-- BEGIN Stored data --

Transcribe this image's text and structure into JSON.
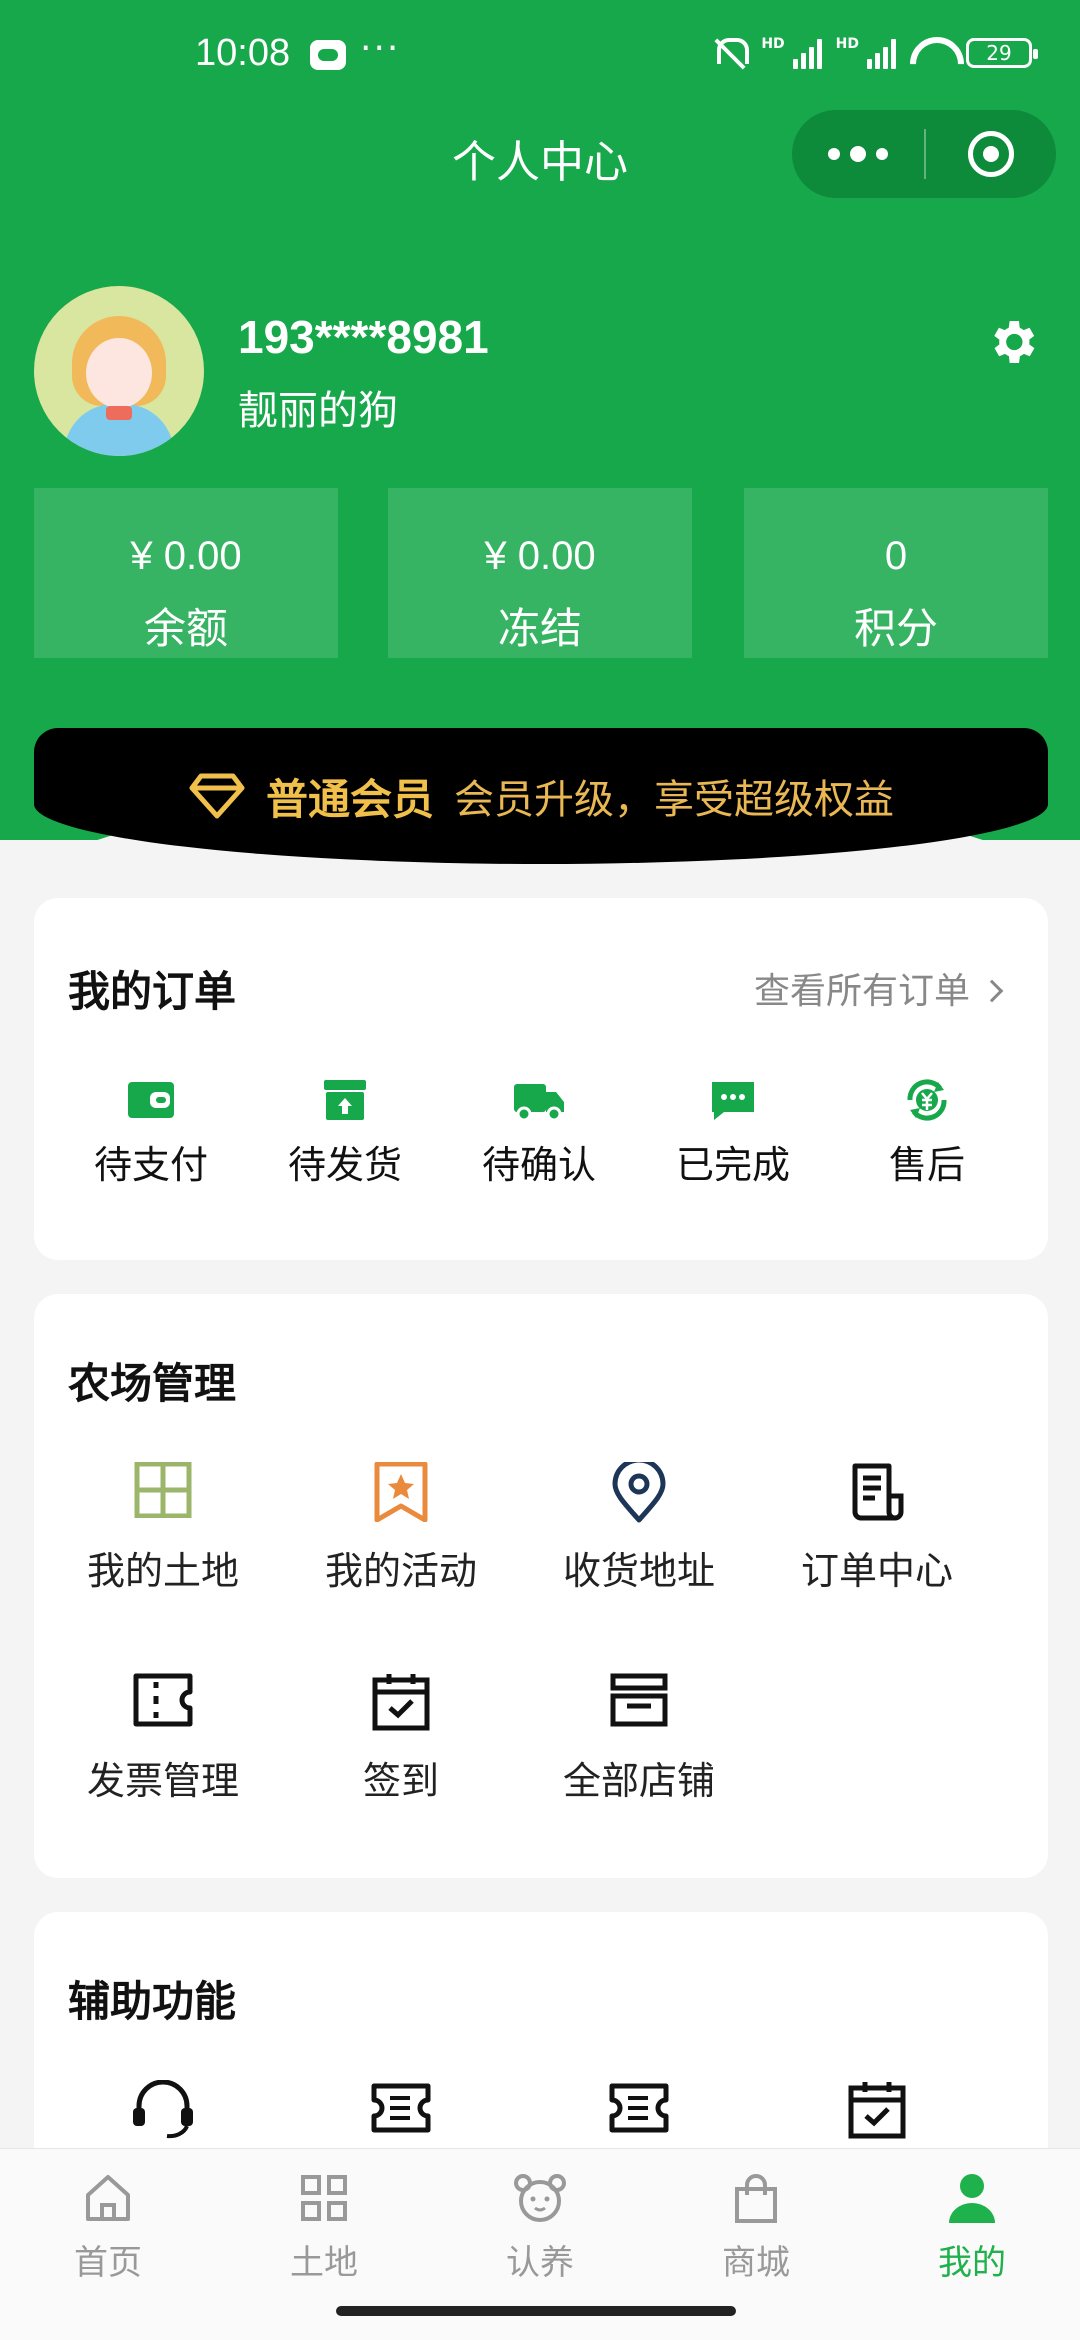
{
  "status_bar": {
    "time": "10:08",
    "dots": "···",
    "hd1": "HD",
    "hd2": "HD",
    "battery": "29"
  },
  "nav": {
    "title": "个人中心"
  },
  "profile": {
    "phone": "193****8981",
    "nickname": "靓丽的狗"
  },
  "stats": [
    {
      "value": "¥ 0.00",
      "label": "余额"
    },
    {
      "value": "¥ 0.00",
      "label": "冻结"
    },
    {
      "value": "0",
      "label": "积分"
    }
  ],
  "vip": {
    "tier": "普通会员",
    "promo": "会员升级，享受超级权益"
  },
  "orders": {
    "title": "我的订单",
    "view_all": "查看所有订单",
    "items": [
      {
        "label": "待支付",
        "icon": "wallet-icon"
      },
      {
        "label": "待发货",
        "icon": "box-icon"
      },
      {
        "label": "待确认",
        "icon": "truck-icon"
      },
      {
        "label": "已完成",
        "icon": "chat-icon"
      },
      {
        "label": "售后",
        "icon": "yuan-refresh-icon"
      }
    ]
  },
  "farm": {
    "title": "农场管理",
    "items": [
      {
        "label": "我的土地",
        "icon": "land-grid-icon"
      },
      {
        "label": "我的活动",
        "icon": "bookmark-star-icon"
      },
      {
        "label": "收货地址",
        "icon": "location-pin-icon"
      },
      {
        "label": "订单中心",
        "icon": "document-icon"
      },
      {
        "label": "发票管理",
        "icon": "ticket-icon"
      },
      {
        "label": "签到",
        "icon": "calendar-check-icon"
      },
      {
        "label": "全部店铺",
        "icon": "store-icon"
      }
    ]
  },
  "aux": {
    "title": "辅助功能",
    "items": [
      {
        "icon": "headset-icon"
      },
      {
        "icon": "coupon-icon"
      },
      {
        "icon": "coupon-icon"
      },
      {
        "icon": "calendar-check-icon"
      }
    ]
  },
  "tabbar": [
    {
      "label": "首页",
      "icon": "home-icon"
    },
    {
      "label": "土地",
      "icon": "grid-icon"
    },
    {
      "label": "认养",
      "icon": "bear-icon"
    },
    {
      "label": "商城",
      "icon": "shopping-bag-icon"
    },
    {
      "label": "我的",
      "icon": "user-icon",
      "active": true
    }
  ],
  "colors": {
    "brand_green": "#16a84a",
    "icon_green": "#16a84a",
    "vip_gold": "#f0c04b",
    "tab_active": "#1fb14b"
  }
}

-- END Stored data --

Locate the lines above that contain "title" and copy them.

    "title": "个人中心"
    "title": "我的订单",
    "title": "农场管理",
    "title": "辅助功能",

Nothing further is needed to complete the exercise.